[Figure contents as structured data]
(begin)

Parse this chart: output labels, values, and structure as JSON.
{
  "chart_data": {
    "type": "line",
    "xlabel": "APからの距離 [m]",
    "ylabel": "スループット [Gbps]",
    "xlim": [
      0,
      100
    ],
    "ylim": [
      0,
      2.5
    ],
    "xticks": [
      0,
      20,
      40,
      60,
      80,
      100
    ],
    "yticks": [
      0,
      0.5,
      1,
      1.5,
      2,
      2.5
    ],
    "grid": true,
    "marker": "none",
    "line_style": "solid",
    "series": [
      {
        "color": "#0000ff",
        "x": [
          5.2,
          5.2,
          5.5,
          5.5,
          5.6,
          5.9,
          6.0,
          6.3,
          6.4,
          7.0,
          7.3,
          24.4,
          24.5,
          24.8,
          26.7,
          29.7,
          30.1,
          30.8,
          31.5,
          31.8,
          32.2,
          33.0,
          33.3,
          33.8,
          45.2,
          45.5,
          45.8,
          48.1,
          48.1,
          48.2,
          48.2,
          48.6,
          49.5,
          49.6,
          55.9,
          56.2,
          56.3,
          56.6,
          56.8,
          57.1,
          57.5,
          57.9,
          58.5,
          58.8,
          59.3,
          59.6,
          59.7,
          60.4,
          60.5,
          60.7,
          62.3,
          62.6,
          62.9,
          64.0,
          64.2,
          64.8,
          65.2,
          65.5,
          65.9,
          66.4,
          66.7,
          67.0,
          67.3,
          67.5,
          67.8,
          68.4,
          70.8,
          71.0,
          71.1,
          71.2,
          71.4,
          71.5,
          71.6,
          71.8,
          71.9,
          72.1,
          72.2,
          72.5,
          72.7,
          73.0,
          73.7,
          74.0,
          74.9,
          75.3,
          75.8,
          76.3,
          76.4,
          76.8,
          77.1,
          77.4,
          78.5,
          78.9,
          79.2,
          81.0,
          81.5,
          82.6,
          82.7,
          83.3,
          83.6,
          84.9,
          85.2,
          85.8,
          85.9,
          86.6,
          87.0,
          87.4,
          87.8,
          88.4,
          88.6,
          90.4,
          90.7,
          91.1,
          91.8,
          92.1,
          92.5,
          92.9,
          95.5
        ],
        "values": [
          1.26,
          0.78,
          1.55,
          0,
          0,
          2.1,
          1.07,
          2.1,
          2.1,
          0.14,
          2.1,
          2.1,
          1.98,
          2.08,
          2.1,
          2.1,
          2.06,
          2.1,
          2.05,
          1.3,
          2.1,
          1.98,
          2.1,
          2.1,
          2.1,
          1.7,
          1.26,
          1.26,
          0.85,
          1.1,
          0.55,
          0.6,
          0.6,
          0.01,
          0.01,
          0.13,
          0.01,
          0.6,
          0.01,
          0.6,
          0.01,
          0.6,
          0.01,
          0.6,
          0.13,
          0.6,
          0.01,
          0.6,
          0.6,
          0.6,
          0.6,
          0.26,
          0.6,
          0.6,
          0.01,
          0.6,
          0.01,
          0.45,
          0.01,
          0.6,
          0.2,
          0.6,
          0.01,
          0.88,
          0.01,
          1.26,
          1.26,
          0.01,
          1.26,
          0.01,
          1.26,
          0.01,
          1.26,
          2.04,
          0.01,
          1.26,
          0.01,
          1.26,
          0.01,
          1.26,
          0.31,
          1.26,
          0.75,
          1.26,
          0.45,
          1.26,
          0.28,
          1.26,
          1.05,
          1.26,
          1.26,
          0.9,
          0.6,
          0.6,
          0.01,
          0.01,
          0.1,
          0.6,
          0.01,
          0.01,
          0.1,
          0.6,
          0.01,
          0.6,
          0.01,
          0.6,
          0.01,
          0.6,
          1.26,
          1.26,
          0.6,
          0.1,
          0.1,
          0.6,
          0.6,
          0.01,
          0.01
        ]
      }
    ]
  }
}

(end)

### Challenge
Using the listing above, pick out each line that contains the word "values", then copy it.

### Expected answer
Parse this chart: output labels, values, and structure as JSON.
        "values": [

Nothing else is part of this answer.